> PROVIDED RECORDS

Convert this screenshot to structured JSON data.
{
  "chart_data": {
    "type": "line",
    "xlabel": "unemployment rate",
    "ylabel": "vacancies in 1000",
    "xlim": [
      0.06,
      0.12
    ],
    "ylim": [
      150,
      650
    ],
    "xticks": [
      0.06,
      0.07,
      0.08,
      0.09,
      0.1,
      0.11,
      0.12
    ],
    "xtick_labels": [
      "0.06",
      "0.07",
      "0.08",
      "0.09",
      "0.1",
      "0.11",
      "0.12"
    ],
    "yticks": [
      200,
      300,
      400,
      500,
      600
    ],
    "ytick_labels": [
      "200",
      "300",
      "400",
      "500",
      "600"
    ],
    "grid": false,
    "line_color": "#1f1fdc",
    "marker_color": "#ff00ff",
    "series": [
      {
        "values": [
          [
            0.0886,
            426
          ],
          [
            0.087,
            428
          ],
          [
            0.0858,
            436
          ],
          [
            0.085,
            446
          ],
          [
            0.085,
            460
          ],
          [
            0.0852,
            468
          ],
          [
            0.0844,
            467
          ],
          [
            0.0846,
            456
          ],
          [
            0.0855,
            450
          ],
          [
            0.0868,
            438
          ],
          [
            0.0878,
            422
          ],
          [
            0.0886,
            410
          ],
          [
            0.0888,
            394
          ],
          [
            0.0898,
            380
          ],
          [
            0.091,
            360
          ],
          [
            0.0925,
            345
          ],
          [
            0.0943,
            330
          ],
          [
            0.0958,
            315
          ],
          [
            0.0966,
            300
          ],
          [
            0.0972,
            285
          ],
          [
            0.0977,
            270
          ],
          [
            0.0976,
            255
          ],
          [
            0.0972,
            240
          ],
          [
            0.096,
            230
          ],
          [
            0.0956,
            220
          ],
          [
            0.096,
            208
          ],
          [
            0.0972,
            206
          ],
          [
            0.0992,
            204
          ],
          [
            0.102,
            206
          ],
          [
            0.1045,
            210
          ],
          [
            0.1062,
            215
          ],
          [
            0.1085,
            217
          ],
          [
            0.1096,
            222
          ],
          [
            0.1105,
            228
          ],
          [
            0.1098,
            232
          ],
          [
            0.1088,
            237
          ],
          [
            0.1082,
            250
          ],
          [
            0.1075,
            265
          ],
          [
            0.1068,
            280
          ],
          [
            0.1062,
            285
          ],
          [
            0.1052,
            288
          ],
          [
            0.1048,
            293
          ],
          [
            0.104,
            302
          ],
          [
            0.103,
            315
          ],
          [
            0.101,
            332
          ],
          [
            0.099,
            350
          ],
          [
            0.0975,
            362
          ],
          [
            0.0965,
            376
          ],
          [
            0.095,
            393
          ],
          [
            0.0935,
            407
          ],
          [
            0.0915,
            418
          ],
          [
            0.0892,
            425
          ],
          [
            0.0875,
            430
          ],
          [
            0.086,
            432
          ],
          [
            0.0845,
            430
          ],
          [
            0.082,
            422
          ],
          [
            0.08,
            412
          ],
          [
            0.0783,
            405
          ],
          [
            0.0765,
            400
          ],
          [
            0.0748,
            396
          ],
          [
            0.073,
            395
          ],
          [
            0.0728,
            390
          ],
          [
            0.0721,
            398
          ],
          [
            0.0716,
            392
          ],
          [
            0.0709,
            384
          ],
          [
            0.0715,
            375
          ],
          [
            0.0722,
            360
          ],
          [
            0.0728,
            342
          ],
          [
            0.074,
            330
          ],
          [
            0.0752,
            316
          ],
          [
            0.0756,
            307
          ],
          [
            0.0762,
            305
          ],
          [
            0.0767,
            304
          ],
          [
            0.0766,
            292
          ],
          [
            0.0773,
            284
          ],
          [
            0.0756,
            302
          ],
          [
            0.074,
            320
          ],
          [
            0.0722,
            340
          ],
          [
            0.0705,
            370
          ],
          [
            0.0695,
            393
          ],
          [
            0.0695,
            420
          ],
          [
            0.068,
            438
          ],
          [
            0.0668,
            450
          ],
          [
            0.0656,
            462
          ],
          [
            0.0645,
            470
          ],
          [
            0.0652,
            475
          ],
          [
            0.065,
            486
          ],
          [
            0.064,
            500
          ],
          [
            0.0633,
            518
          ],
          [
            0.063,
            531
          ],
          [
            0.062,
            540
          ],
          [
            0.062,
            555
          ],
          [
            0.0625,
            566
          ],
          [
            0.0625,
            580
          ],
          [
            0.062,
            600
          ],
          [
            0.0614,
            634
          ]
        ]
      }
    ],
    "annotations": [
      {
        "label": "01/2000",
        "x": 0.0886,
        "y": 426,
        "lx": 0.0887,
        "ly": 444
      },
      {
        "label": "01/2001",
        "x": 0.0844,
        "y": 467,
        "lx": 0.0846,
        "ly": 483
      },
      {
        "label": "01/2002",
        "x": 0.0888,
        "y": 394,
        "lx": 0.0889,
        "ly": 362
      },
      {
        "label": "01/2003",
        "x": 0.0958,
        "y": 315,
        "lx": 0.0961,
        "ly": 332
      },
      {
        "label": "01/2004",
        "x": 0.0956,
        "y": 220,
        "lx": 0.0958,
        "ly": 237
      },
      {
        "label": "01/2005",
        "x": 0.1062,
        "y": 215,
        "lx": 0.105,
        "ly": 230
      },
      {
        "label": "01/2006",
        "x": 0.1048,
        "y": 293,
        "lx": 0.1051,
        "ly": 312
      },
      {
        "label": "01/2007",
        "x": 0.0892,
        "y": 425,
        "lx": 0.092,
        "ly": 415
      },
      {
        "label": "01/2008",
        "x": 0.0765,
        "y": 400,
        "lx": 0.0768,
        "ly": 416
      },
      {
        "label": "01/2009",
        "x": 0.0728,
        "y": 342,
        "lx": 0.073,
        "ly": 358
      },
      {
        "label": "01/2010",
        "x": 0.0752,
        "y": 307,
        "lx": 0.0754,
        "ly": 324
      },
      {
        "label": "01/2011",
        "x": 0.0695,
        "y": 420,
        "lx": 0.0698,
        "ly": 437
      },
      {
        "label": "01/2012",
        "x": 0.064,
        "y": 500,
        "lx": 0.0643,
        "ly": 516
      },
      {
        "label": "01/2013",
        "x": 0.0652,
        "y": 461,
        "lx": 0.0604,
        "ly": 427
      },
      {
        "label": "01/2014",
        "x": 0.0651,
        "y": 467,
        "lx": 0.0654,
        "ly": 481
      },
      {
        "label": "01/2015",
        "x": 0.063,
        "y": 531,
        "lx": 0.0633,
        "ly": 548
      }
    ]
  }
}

> PROBLEM
Return every entry verbatim.

> SOLUTION
Convert this screenshot to structured JSON data.
{
  "chart_data": {
    "type": "line",
    "xlabel": "unemployment rate",
    "ylabel": "vacancies in 1000",
    "xlim": [
      0.06,
      0.12
    ],
    "ylim": [
      150,
      650
    ],
    "xticks": [
      0.06,
      0.07,
      0.08,
      0.09,
      0.1,
      0.11,
      0.12
    ],
    "xtick_labels": [
      "0.06",
      "0.07",
      "0.08",
      "0.09",
      "0.1",
      "0.11",
      "0.12"
    ],
    "yticks": [
      200,
      300,
      400,
      500,
      600
    ],
    "ytick_labels": [
      "200",
      "300",
      "400",
      "500",
      "600"
    ],
    "grid": false,
    "line_color": "#1f1fdc",
    "marker_color": "#ff00ff",
    "series": [
      {
        "values": [
          [
            0.0886,
            426
          ],
          [
            0.087,
            428
          ],
          [
            0.0858,
            436
          ],
          [
            0.085,
            446
          ],
          [
            0.085,
            460
          ],
          [
            0.0852,
            468
          ],
          [
            0.0844,
            467
          ],
          [
            0.0846,
            456
          ],
          [
            0.0855,
            450
          ],
          [
            0.0868,
            438
          ],
          [
            0.0878,
            422
          ],
          [
            0.0886,
            410
          ],
          [
            0.0888,
            394
          ],
          [
            0.0898,
            380
          ],
          [
            0.091,
            360
          ],
          [
            0.0925,
            345
          ],
          [
            0.0943,
            330
          ],
          [
            0.0958,
            315
          ],
          [
            0.0966,
            300
          ],
          [
            0.0972,
            285
          ],
          [
            0.0977,
            270
          ],
          [
            0.0976,
            255
          ],
          [
            0.0972,
            240
          ],
          [
            0.096,
            230
          ],
          [
            0.0956,
            220
          ],
          [
            0.096,
            208
          ],
          [
            0.0972,
            206
          ],
          [
            0.0992,
            204
          ],
          [
            0.102,
            206
          ],
          [
            0.1045,
            210
          ],
          [
            0.1062,
            215
          ],
          [
            0.1085,
            217
          ],
          [
            0.1096,
            222
          ],
          [
            0.1105,
            228
          ],
          [
            0.1098,
            232
          ],
          [
            0.1088,
            237
          ],
          [
            0.1082,
            250
          ],
          [
            0.1075,
            265
          ],
          [
            0.1068,
            280
          ],
          [
            0.1062,
            285
          ],
          [
            0.1052,
            288
          ],
          [
            0.1048,
            293
          ],
          [
            0.104,
            302
          ],
          [
            0.103,
            315
          ],
          [
            0.101,
            332
          ],
          [
            0.099,
            350
          ],
          [
            0.0975,
            362
          ],
          [
            0.0965,
            376
          ],
          [
            0.095,
            393
          ],
          [
            0.0935,
            407
          ],
          [
            0.0915,
            418
          ],
          [
            0.0892,
            425
          ],
          [
            0.0875,
            430
          ],
          [
            0.086,
            432
          ],
          [
            0.0845,
            430
          ],
          [
            0.082,
            422
          ],
          [
            0.08,
            412
          ],
          [
            0.0783,
            405
          ],
          [
            0.0765,
            400
          ],
          [
            0.0748,
            396
          ],
          [
            0.073,
            395
          ],
          [
            0.0728,
            390
          ],
          [
            0.0721,
            398
          ],
          [
            0.0716,
            392
          ],
          [
            0.0709,
            384
          ],
          [
            0.0715,
            375
          ],
          [
            0.0722,
            360
          ],
          [
            0.0728,
            342
          ],
          [
            0.074,
            330
          ],
          [
            0.0752,
            316
          ],
          [
            0.0756,
            307
          ],
          [
            0.0762,
            305
          ],
          [
            0.0767,
            304
          ],
          [
            0.0766,
            292
          ],
          [
            0.0773,
            284
          ],
          [
            0.0756,
            302
          ],
          [
            0.074,
            320
          ],
          [
            0.0722,
            340
          ],
          [
            0.0705,
            370
          ],
          [
            0.0695,
            393
          ],
          [
            0.0695,
            420
          ],
          [
            0.068,
            438
          ],
          [
            0.0668,
            450
          ],
          [
            0.0656,
            462
          ],
          [
            0.0645,
            470
          ],
          [
            0.0652,
            475
          ],
          [
            0.065,
            486
          ],
          [
            0.064,
            500
          ],
          [
            0.0633,
            518
          ],
          [
            0.063,
            531
          ],
          [
            0.062,
            540
          ],
          [
            0.062,
            555
          ],
          [
            0.0625,
            566
          ],
          [
            0.0625,
            580
          ],
          [
            0.062,
            600
          ],
          [
            0.0614,
            634
          ]
        ]
      }
    ],
    "annotations": [
      {
        "label": "01/2000",
        "x": 0.0886,
        "y": 426,
        "lx": 0.0887,
        "ly": 444
      },
      {
        "label": "01/2001",
        "x": 0.0844,
        "y": 467,
        "lx": 0.0846,
        "ly": 483
      },
      {
        "label": "01/2002",
        "x": 0.0888,
        "y": 394,
        "lx": 0.0889,
        "ly": 362
      },
      {
        "label": "01/2003",
        "x": 0.0958,
        "y": 315,
        "lx": 0.0961,
        "ly": 332
      },
      {
        "label": "01/2004",
        "x": 0.0956,
        "y": 220,
        "lx": 0.0958,
        "ly": 237
      },
      {
        "label": "01/2005",
        "x": 0.1062,
        "y": 215,
        "lx": 0.105,
        "ly": 230
      },
      {
        "label": "01/2006",
        "x": 0.1048,
        "y": 293,
        "lx": 0.1051,
        "ly": 312
      },
      {
        "label": "01/2007",
        "x": 0.0892,
        "y": 425,
        "lx": 0.092,
        "ly": 415
      },
      {
        "label": "01/2008",
        "x": 0.0765,
        "y": 400,
        "lx": 0.0768,
        "ly": 416
      },
      {
        "label": "01/2009",
        "x": 0.0728,
        "y": 342,
        "lx": 0.073,
        "ly": 358
      },
      {
        "label": "01/2010",
        "x": 0.0752,
        "y": 307,
        "lx": 0.0754,
        "ly": 324
      },
      {
        "label": "01/2011",
        "x": 0.0695,
        "y": 420,
        "lx": 0.0698,
        "ly": 437
      },
      {
        "label": "01/2012",
        "x": 0.064,
        "y": 500,
        "lx": 0.0643,
        "ly": 516
      },
      {
        "label": "01/2013",
        "x": 0.0652,
        "y": 461,
        "lx": 0.0604,
        "ly": 427
      },
      {
        "label": "01/2014",
        "x": 0.0651,
        "y": 467,
        "lx": 0.0654,
        "ly": 481
      },
      {
        "label": "01/2015",
        "x": 0.063,
        "y": 531,
        "lx": 0.0633,
        "ly": 548
      }
    ]
  }
}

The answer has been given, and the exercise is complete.